DIRECTION> Write out each entry, exactly the way it appears.

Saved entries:
————————

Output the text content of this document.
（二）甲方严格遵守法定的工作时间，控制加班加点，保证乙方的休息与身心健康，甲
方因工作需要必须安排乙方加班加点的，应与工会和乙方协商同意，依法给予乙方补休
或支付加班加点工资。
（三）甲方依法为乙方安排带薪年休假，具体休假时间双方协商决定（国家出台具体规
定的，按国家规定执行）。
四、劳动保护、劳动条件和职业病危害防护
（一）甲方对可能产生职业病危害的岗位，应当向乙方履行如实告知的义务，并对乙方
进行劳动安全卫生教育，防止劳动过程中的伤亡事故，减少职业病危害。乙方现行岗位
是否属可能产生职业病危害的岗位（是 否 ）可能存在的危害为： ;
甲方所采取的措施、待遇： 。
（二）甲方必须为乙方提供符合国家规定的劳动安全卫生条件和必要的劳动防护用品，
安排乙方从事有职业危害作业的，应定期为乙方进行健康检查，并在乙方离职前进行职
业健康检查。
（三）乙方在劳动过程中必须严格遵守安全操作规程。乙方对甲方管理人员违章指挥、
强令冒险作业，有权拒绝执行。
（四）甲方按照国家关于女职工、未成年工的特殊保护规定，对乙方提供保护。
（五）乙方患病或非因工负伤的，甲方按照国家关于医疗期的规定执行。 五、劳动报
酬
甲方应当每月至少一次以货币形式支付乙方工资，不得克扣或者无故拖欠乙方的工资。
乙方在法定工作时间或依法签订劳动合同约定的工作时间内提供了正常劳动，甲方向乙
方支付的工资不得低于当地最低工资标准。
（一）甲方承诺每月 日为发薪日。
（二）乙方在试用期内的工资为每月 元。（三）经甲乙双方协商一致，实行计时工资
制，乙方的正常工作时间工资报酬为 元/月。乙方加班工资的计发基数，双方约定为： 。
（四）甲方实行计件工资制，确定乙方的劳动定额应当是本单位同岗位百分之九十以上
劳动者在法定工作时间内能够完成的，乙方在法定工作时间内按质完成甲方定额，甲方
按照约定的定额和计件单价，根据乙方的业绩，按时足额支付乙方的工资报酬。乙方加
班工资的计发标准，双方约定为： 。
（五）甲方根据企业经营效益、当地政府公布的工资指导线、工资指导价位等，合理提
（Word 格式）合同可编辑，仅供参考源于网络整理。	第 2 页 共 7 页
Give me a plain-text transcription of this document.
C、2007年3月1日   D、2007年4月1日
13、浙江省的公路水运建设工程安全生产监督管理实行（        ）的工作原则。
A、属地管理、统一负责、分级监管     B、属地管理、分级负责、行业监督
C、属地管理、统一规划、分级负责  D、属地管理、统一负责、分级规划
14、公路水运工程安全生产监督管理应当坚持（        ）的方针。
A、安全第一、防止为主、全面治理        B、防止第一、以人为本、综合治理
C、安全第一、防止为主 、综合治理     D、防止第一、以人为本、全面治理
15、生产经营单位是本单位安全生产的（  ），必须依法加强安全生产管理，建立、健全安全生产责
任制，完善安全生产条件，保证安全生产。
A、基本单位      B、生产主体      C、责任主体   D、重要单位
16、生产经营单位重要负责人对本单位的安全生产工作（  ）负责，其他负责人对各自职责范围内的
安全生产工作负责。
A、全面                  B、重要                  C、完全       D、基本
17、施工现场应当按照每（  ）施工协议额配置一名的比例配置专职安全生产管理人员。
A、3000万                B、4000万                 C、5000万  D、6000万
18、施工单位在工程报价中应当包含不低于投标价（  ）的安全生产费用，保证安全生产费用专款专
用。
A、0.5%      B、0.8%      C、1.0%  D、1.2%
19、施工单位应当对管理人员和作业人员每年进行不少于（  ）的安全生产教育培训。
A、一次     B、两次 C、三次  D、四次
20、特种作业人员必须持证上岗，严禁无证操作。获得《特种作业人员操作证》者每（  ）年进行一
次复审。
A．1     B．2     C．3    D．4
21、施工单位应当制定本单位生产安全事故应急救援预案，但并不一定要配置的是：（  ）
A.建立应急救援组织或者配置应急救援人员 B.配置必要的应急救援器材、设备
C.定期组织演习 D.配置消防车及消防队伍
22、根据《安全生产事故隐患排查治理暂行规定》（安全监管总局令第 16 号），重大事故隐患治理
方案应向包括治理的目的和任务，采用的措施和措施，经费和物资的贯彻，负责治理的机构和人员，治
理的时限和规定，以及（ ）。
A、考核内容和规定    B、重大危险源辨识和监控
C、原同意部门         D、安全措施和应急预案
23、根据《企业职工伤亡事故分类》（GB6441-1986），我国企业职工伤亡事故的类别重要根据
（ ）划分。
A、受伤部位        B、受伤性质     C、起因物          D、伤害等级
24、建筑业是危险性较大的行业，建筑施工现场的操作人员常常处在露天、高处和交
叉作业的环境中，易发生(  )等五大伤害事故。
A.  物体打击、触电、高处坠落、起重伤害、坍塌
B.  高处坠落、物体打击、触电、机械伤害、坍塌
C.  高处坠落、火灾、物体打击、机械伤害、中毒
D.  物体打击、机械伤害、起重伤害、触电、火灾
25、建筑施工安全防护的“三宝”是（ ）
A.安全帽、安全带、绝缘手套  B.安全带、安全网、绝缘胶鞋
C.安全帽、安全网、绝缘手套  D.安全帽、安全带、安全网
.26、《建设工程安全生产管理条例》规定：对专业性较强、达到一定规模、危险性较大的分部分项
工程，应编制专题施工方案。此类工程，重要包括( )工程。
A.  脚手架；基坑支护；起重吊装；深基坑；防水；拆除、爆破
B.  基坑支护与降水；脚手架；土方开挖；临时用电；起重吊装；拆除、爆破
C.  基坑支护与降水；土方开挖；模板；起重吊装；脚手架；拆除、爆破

————————

THE SOLUTION>
Output the text content of this document.
（二）甲方严格遵守法定的工作时间，控制加班加点，保证乙方的休息与身心健康，甲
方因工作需要必须安排乙方加班加点的，应与工会和乙方协商同意，依法给予乙方补休
或支付加班加点工资。
（三）甲方依法为乙方安排带薪年休假，具体休假时间双方协商决定（国家出台具体规
定的，按国家规定执行）。
四、劳动保护、劳动条件和职业病危害防护
（一）甲方对可能产生职业病危害的岗位，应当向乙方履行如实告知的义务，并对乙方
进行劳动安全卫生教育，防止劳动过程中的伤亡事故，减少职业病危害。乙方现行岗位
是否属可能产生职业病危害的岗位（是 否 ）可能存在的危害为： ;
甲方所采取的措施、待遇： 。
（二）甲方必须为乙方提供符合国家规定的劳动安全卫生条件和必要的劳动防护用品，
安排乙方从事有职业危害作业的，应定期为乙方进行健康检查，并在乙方离职前进行职
业健康检查。
（三）乙方在劳动过程中必须严格遵守安全操作规程。乙方对甲方管理人员违章指挥、
强令冒险作业，有权拒绝执行。
（四）甲方按照国家关于女职工、未成年工的特殊保护规定，对乙方提供保护。
（五）乙方患病或非因工负伤的，甲方按照国家关于医疗期的规定执行。 五、劳动报
酬
甲方应当每月至少一次以货币形式支付乙方工资，不得克扣或者无故拖欠乙方的工资。
乙方在法定工作时间或依法签订劳动合同约定的工作时间内提供了正常劳动，甲方向乙
方支付的工资不得低于当地最低工资标准。
（一）甲方承诺每月 日为发薪日。
（二）乙方在试用期内的工资为每月 元。（三）经甲乙双方协商一致，实行计时工资
制，乙方的正常工作时间工资报酬为 元/月。乙方加班工资的计发基数，双方约定为： 。
（四）甲方实行计件工资制，确定乙方的劳动定额应当是本单位同岗位百分之九十以上
劳动者在法定工作时间内能够完成的，乙方在法定工作时间内按质完成甲方定额，甲方
按照约定的定额和计件单价，根据乙方的业绩，按时足额支付乙方的工资报酬。乙方加
班工资的计发标准，双方约定为： 。
（五）甲方根据企业经营效益、当地政府公布的工资指导线、工资指导价位等，合理提
（Word 格式）合同可编辑，仅供参考源于网络整理。	第 2 页 共 7 页
Give me a plain-text transcription of this document.
C、2007年3月1日   D、2007年4月1日
13、浙江省的公路水运建设工程安全生产监督管理实行（        ）的工作原则。
A、属地管理、统一负责、分级监管     B、属地管理、分级负责、行业监督
C、属地管理、统一规划、分级负责  D、属地管理、统一负责、分级规划
14、公路水运工程安全生产监督管理应当坚持（        ）的方针。
A、安全第一、防止为主、全面治理        B、防止第一、以人为本、综合治理
C、安全第一、防止为主 、综合治理     D、防止第一、以人为本、全面治理
15、生产经营单位是本单位安全生产的（  ），必须依法加强安全生产管理，建立、健全安全生产责
任制，完善安全生产条件，保证安全生产。
A、基本单位      B、生产主体      C、责任主体   D、重要单位
16、生产经营单位重要负责人对本单位的安全生产工作（  ）负责，其他负责人对各自职责范围内的
安全生产工作负责。
A、全面                  B、重要                  C、完全       D、基本
17、施工现场应当按照每（  ）施工协议额配置一名的比例配置专职安全生产管理人员。
A、3000万                B、4000万                 C、5000万  D、6000万
18、施工单位在工程报价中应当包含不低于投标价（  ）的安全生产费用，保证安全生产费用专款专
用。
A、0.5%      B、0.8%      C、1.0%  D、1.2%
19、施工单位应当对管理人员和作业人员每年进行不少于（  ）的安全生产教育培训。
A、一次     B、两次 C、三次  D、四次
20、特种作业人员必须持证上岗，严禁无证操作。获得《特种作业人员操作证》者每（  ）年进行一
次复审。
A．1     B．2     C．3    D．4
21、施工单位应当制定本单位生产安全事故应急救援预案，但并不一定要配置的是：（  ）
A.建立应急救援组织或者配置应急救援人员 B.配置必要的应急救援器材、设备
C.定期组织演习 D.配置消防车及消防队伍
22、根据《安全生产事故隐患排查治理暂行规定》（安全监管总局令第 16 号），重大事故隐患治理
方案应向包括治理的目的和任务，采用的措施和措施，经费和物资的贯彻，负责治理的机构和人员，治
理的时限和规定，以及（ ）。
A、考核内容和规定    B、重大危险源辨识和监控
C、原同意部门         D、安全措施和应急预案
23、根据《企业职工伤亡事故分类》（GB6441-1986），我国企业职工伤亡事故的类别重要根据
（ ）划分。
A、受伤部位        B、受伤性质     C、起因物          D、伤害等级
24、建筑业是危险性较大的行业，建筑施工现场的操作人员常常处在露天、高处和交
叉作业的环境中，易发生(  )等五大伤害事故。
A.  物体打击、触电、高处坠落、起重伤害、坍塌
B.  高处坠落、物体打击、触电、机械伤害、坍塌
C.  高处坠落、火灾、物体打击、机械伤害、中毒
D.  物体打击、机械伤害、起重伤害、触电、火灾
25、建筑施工安全防护的“三宝”是（ ）
A.安全帽、安全带、绝缘手套  B.安全带、安全网、绝缘胶鞋
C.安全帽、安全网、绝缘手套  D.安全帽、安全带、安全网
.26、《建设工程安全生产管理条例》规定：对专业性较强、达到一定规模、危险性较大的分部分项
工程，应编制专题施工方案。此类工程，重要包括( )工程。
A.  脚手架；基坑支护；起重吊装；深基坑；防水；拆除、爆破
B.  基坑支护与降水；脚手架；土方开挖；临时用电；起重吊装；拆除、爆破
C.  基坑支护与降水；土方开挖；模板；起重吊装；脚手架；拆除、爆破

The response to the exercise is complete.